*** RECORDS ***

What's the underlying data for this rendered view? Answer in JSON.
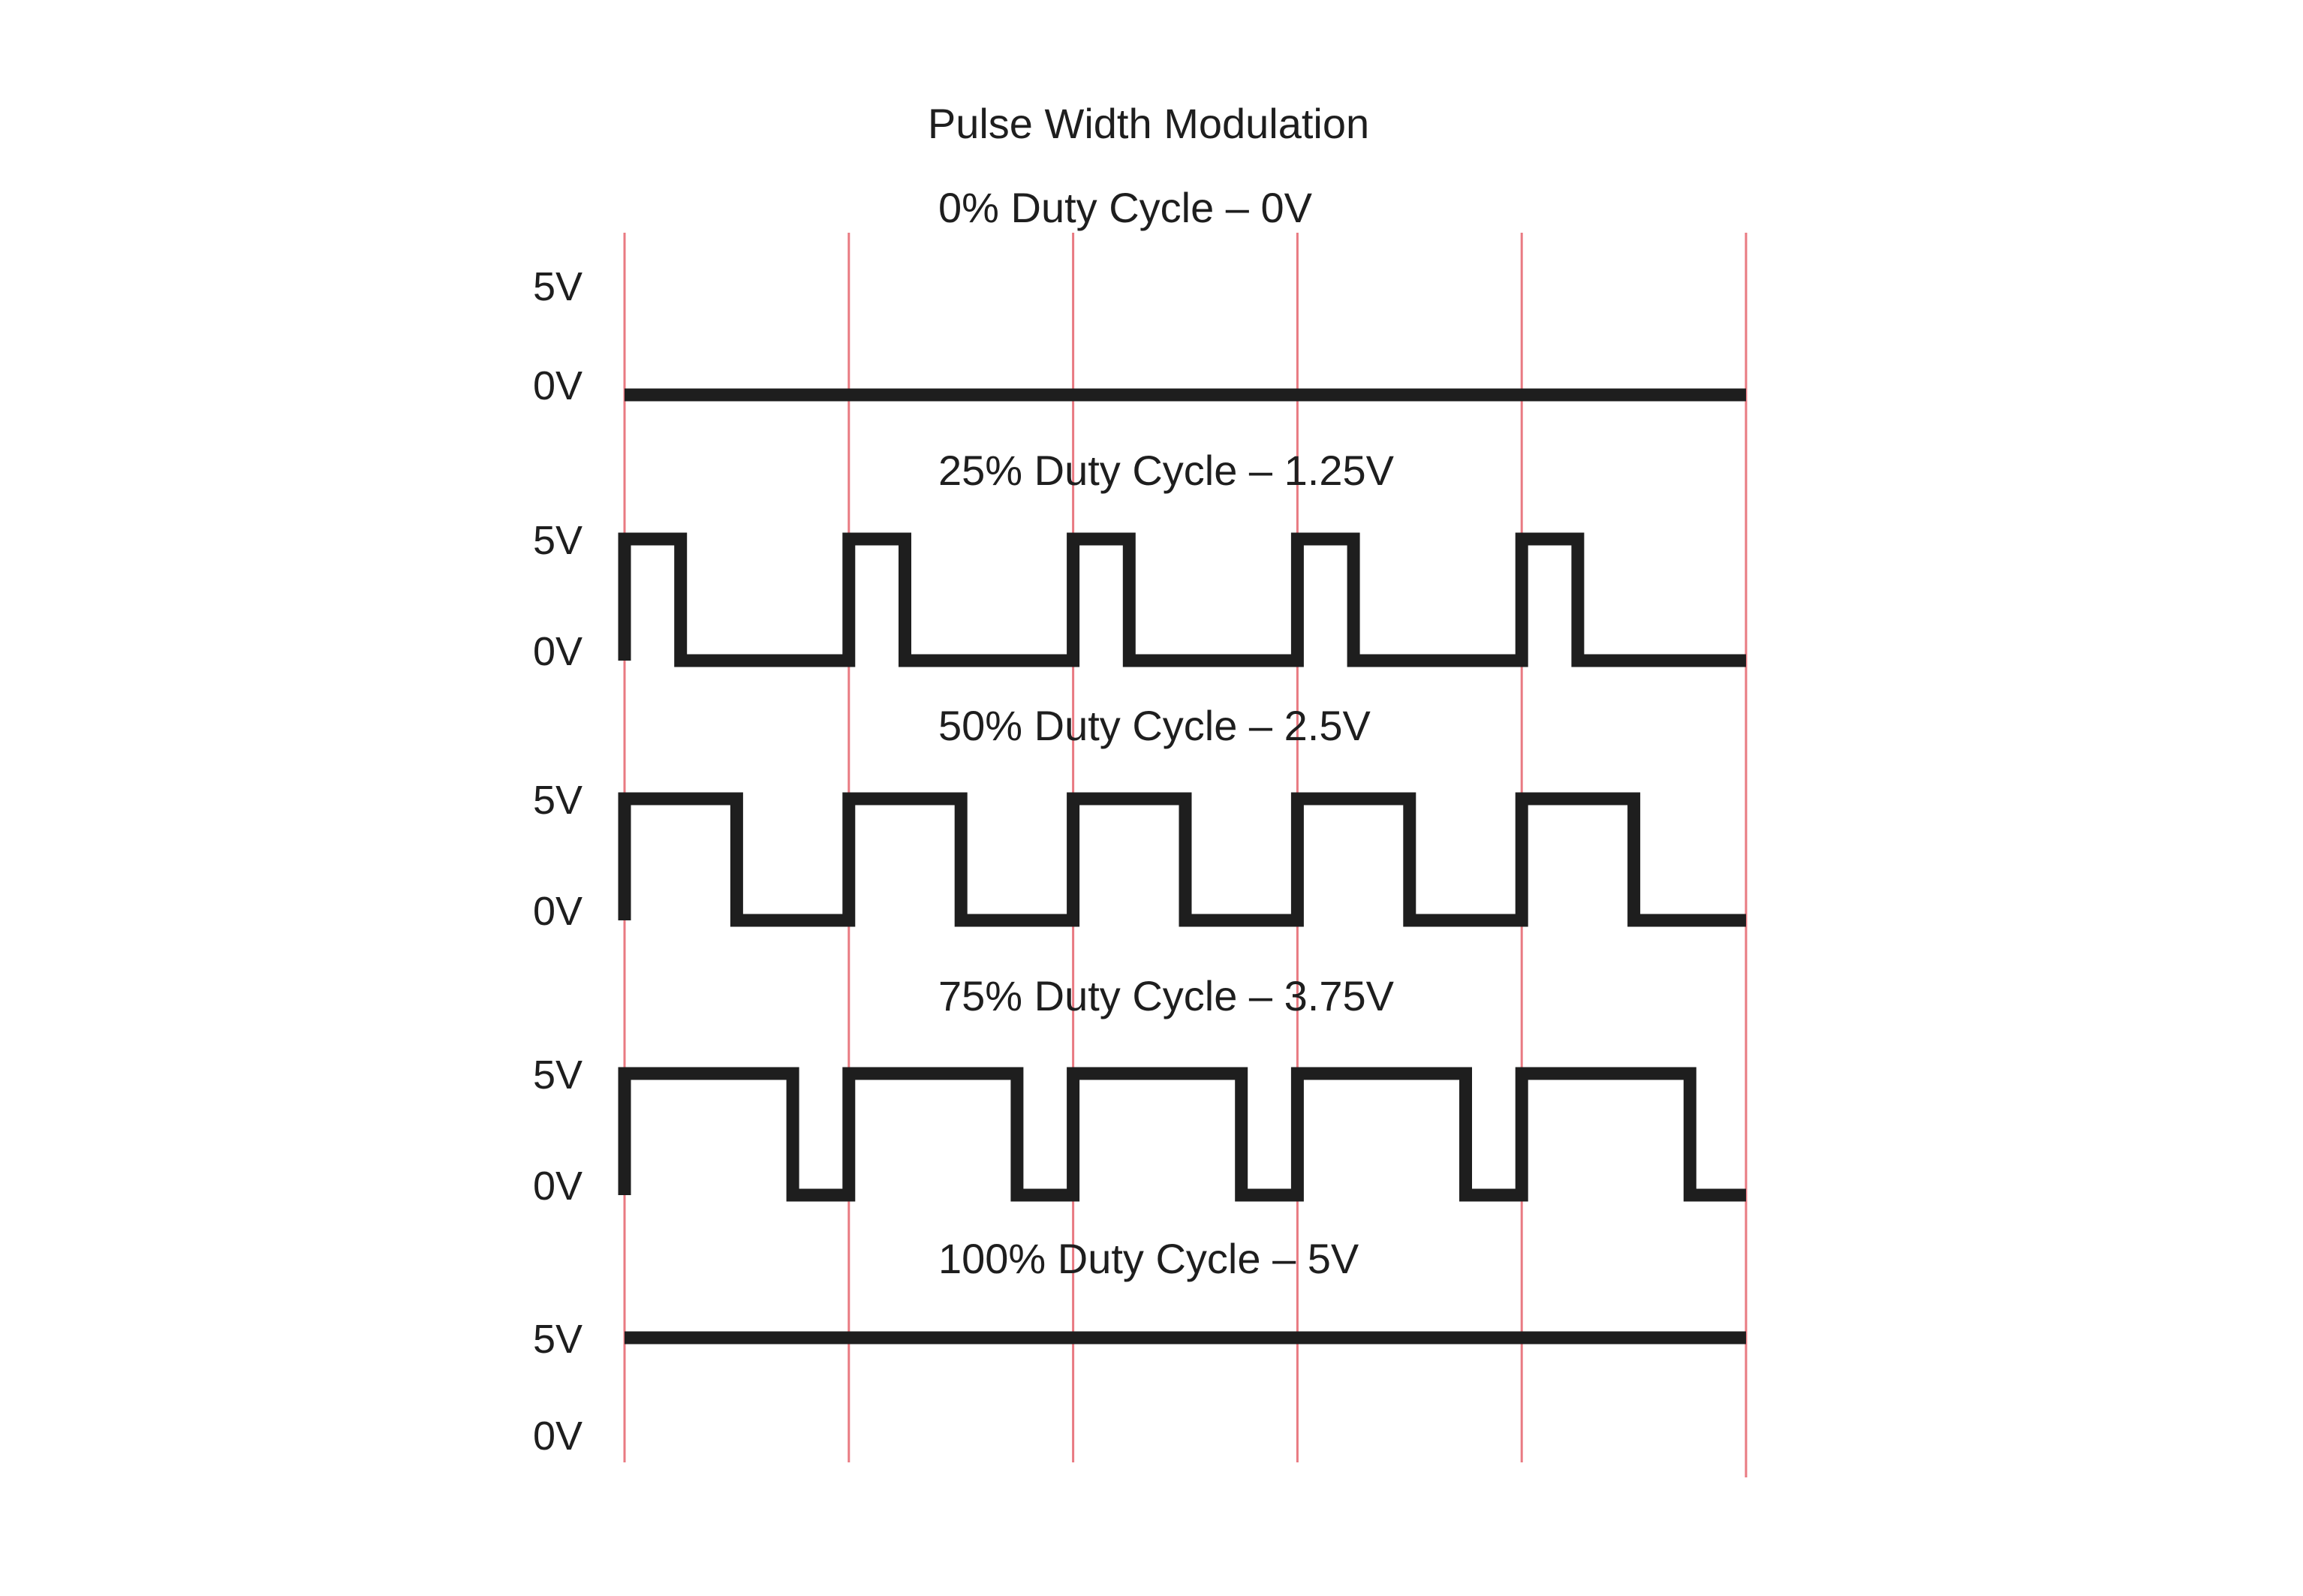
{
  "title": "Pulse Width Modulation",
  "colors": {
    "wave": "#1e1e1e",
    "gridline": "#e97a82",
    "background": "#ffffff"
  },
  "periods": 5,
  "panels": [
    {
      "label": "0% Duty Cycle – 0V",
      "duty_cycle": 0,
      "high_label": "5V",
      "low_label": "0V"
    },
    {
      "label": "25% Duty Cycle – 1.25V",
      "duty_cycle": 0.25,
      "high_label": "5V",
      "low_label": "0V"
    },
    {
      "label": "50% Duty Cycle – 2.5V",
      "duty_cycle": 0.5,
      "high_label": "5V",
      "low_label": "0V"
    },
    {
      "label": "75% Duty Cycle – 3.75V",
      "duty_cycle": 0.75,
      "high_label": "5V",
      "low_label": "0V"
    },
    {
      "label": "100% Duty Cycle – 5V",
      "duty_cycle": 1,
      "high_label": "5V",
      "low_label": "0V"
    }
  ]
}
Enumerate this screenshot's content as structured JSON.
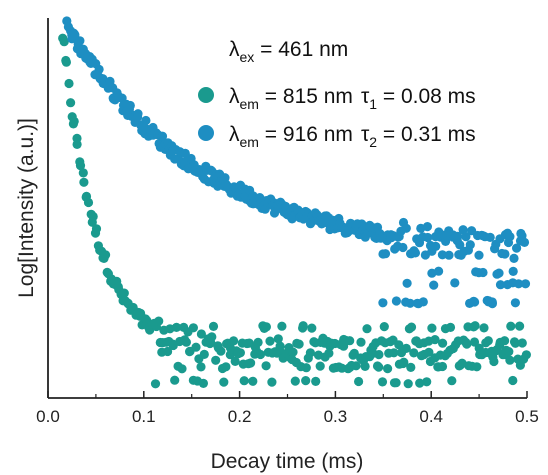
{
  "chart_data": {
    "type": "scatter",
    "title": "",
    "xlabel": "Decay time (ms)",
    "ylabel": "Log[Intensity (a.u.)]",
    "xlim": [
      0.0,
      0.5
    ],
    "ylim_note": "log scale, no tick labels",
    "x_ticks": [
      "0.0",
      "0.1",
      "0.2",
      "0.3",
      "0.4",
      "0.5"
    ],
    "annotation": {
      "prefix": "λ",
      "sub": "ex",
      "text": " = 461 nm"
    },
    "colors": {
      "series1": "#1a9a8e",
      "series2": "#1e8ec2",
      "axis": "#222222"
    },
    "series": [
      {
        "name": "λem = 815 nm τ1 = 0.08 ms",
        "label": {
          "lambda_sub": "em",
          "lambda_value": " = 815 nm",
          "tau_sub": "1",
          "tau_value": " = 0.08 ms"
        },
        "tau_ms": 0.08,
        "amplitude_norm": [
          0.96,
          0.08
        ],
        "noise_floor_levels": [
          0.15,
          0.11,
          0.08,
          0.04,
          0.0
        ],
        "x_range": [
          0.015,
          0.5
        ]
      },
      {
        "name": "λem = 916 nm τ2 = 0.31 ms",
        "label": {
          "lambda_sub": "em",
          "lambda_value": " = 916 nm",
          "tau_sub": "2",
          "tau_value": " = 0.31 ms"
        },
        "tau_ms": 0.31,
        "amplitude_norm": [
          0.98,
          0.35
        ],
        "noise_floor_levels": [
          0.4,
          0.35,
          0.3,
          0.27,
          0.22
        ],
        "x_range": [
          0.02,
          0.5
        ]
      }
    ]
  }
}
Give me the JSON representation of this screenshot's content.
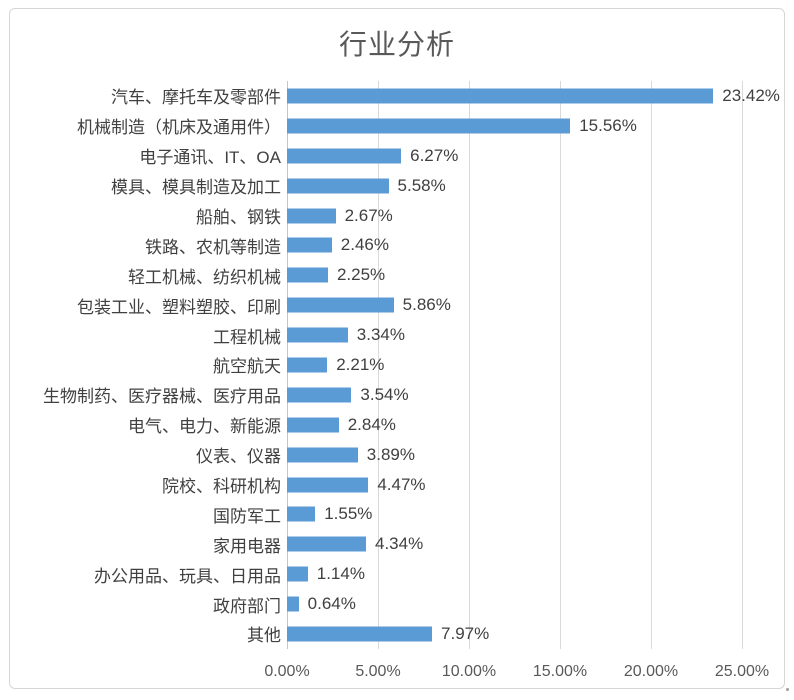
{
  "chart_data": {
    "type": "bar",
    "orientation": "horizontal",
    "title": "行业分析",
    "categories": [
      "汽车、摩托车及零部件",
      "机械制造（机床及通用件）",
      "电子通讯、IT、OA",
      "模具、模具制造及加工",
      "船舶、钢铁",
      "铁路、农机等制造",
      "轻工机械、纺织机械",
      "包装工业、塑料塑胶、印刷",
      "工程机械",
      "航空航天",
      "生物制药、医疗器械、医疗用品",
      "电气、电力、新能源",
      "仪表、仪器",
      "院校、科研机构",
      "国防军工",
      "家用电器",
      "办公用品、玩具、日用品",
      "政府部门",
      "其他"
    ],
    "values": [
      23.42,
      15.56,
      6.27,
      5.58,
      2.67,
      2.46,
      2.25,
      5.86,
      3.34,
      2.21,
      3.54,
      2.84,
      3.89,
      4.47,
      1.55,
      4.34,
      1.14,
      0.64,
      7.97
    ],
    "value_labels": [
      "23.42%",
      "15.56%",
      "6.27%",
      "5.58%",
      "2.67%",
      "2.46%",
      "2.25%",
      "5.86%",
      "3.34%",
      "2.21%",
      "3.54%",
      "2.84%",
      "3.89%",
      "4.47%",
      "1.55%",
      "4.34%",
      "1.14%",
      "0.64%",
      "7.97%"
    ],
    "xlabel": "",
    "ylabel": "",
    "xlim": [
      0,
      25
    ],
    "x_tick_labels": [
      "0.00%",
      "5.00%",
      "10.00%",
      "15.00%",
      "20.00%",
      "25.00%"
    ],
    "grid": "vertical",
    "legend": "none"
  },
  "colors": {
    "bar": "#5b9bd5",
    "gridline": "#d9d9d9",
    "axis_line": "#c6c6c6",
    "title_text": "#595959",
    "label_text": "#404040",
    "tick_text": "#595959",
    "frame_border": "#d6d6d6"
  }
}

***

== WORK REQUIRED ==
Restate the full listing verbatim and drop every picture.

== TASK OUTPUT ==
What's the underlying data for this rendered view? Answer in JSON.
{
  "title": "Pulse Width Modulation",
  "colors": {
    "wave": "#1e1e1e",
    "gridline": "#e97a82",
    "background": "#ffffff"
  },
  "periods": 5,
  "panels": [
    {
      "label": "0% Duty Cycle – 0V",
      "duty_cycle": 0,
      "high_label": "5V",
      "low_label": "0V"
    },
    {
      "label": "25% Duty Cycle – 1.25V",
      "duty_cycle": 0.25,
      "high_label": "5V",
      "low_label": "0V"
    },
    {
      "label": "50% Duty Cycle – 2.5V",
      "duty_cycle": 0.5,
      "high_label": "5V",
      "low_label": "0V"
    },
    {
      "label": "75% Duty Cycle – 3.75V",
      "duty_cycle": 0.75,
      "high_label": "5V",
      "low_label": "0V"
    },
    {
      "label": "100% Duty Cycle – 5V",
      "duty_cycle": 1,
      "high_label": "5V",
      "low_label": "0V"
    }
  ]
}
Enumerate this screenshot's content as structured JSON.
{
  "chart_data": {
    "type": "scatter",
    "title": "",
    "xlabel": "Decay time (ms)",
    "ylabel": "Log[Intensity (a.u.)]",
    "xlim": [
      0.0,
      0.5
    ],
    "ylim_note": "log scale, no tick labels",
    "x_ticks": [
      "0.0",
      "0.1",
      "0.2",
      "0.3",
      "0.4",
      "0.5"
    ],
    "annotation": {
      "prefix": "λ",
      "sub": "ex",
      "text": " = 461 nm"
    },
    "colors": {
      "series1": "#1a9a8e",
      "series2": "#1e8ec2",
      "axis": "#222222"
    },
    "series": [
      {
        "name": "λem = 815 nm τ1 = 0.08 ms",
        "label": {
          "lambda_sub": "em",
          "lambda_value": " = 815 nm",
          "tau_sub": "1",
          "tau_value": " = 0.08 ms"
        },
        "tau_ms": 0.08,
        "amplitude_norm": [
          0.96,
          0.08
        ],
        "noise_floor_levels": [
          0.15,
          0.11,
          0.08,
          0.04,
          0.0
        ],
        "x_range": [
          0.015,
          0.5
        ]
      },
      {
        "name": "λem = 916 nm τ2 = 0.31 ms",
        "label": {
          "lambda_sub": "em",
          "lambda_value": " = 916 nm",
          "tau_sub": "2",
          "tau_value": " = 0.31 ms"
        },
        "tau_ms": 0.31,
        "amplitude_norm": [
          0.98,
          0.35
        ],
        "noise_floor_levels": [
          0.4,
          0.35,
          0.3,
          0.27,
          0.22
        ],
        "x_range": [
          0.02,
          0.5
        ]
      }
    ]
  }
}
Give me the JSON representation of this screenshot's content.
{
  "chart_data": {
    "type": "bar",
    "orientation": "horizontal",
    "title": "行业分析",
    "categories": [
      "汽车、摩托车及零部件",
      "机械制造（机床及通用件）",
      "电子通讯、IT、OA",
      "模具、模具制造及加工",
      "船舶、钢铁",
      "铁路、农机等制造",
      "轻工机械、纺织机械",
      "包装工业、塑料塑胶、印刷",
      "工程机械",
      "航空航天",
      "生物制药、医疗器械、医疗用品",
      "电气、电力、新能源",
      "仪表、仪器",
      "院校、科研机构",
      "国防军工",
      "家用电器",
      "办公用品、玩具、日用品",
      "政府部门",
      "其他"
    ],
    "values": [
      23.42,
      15.56,
      6.27,
      5.58,
      2.67,
      2.46,
      2.25,
      5.86,
      3.34,
      2.21,
      3.54,
      2.84,
      3.89,
      4.47,
      1.55,
      4.34,
      1.14,
      0.64,
      7.97
    ],
    "value_labels": [
      "23.42%",
      "15.56%",
      "6.27%",
      "5.58%",
      "2.67%",
      "2.46%",
      "2.25%",
      "5.86%",
      "3.34%",
      "2.21%",
      "3.54%",
      "2.84%",
      "3.89%",
      "4.47%",
      "1.55%",
      "4.34%",
      "1.14%",
      "0.64%",
      "7.97%"
    ],
    "xlabel": "",
    "ylabel": "",
    "xlim": [
      0,
      25
    ],
    "x_tick_labels": [
      "0.00%",
      "5.00%",
      "10.00%",
      "15.00%",
      "20.00%",
      "25.00%"
    ],
    "grid": "vertical",
    "legend": "none"
  },
  "colors": {
    "bar": "#5b9bd5",
    "gridline": "#d9d9d9",
    "axis_line": "#c6c6c6",
    "title_text": "#595959",
    "label_text": "#404040",
    "tick_text": "#595959",
    "frame_border": "#d6d6d6"
  }
}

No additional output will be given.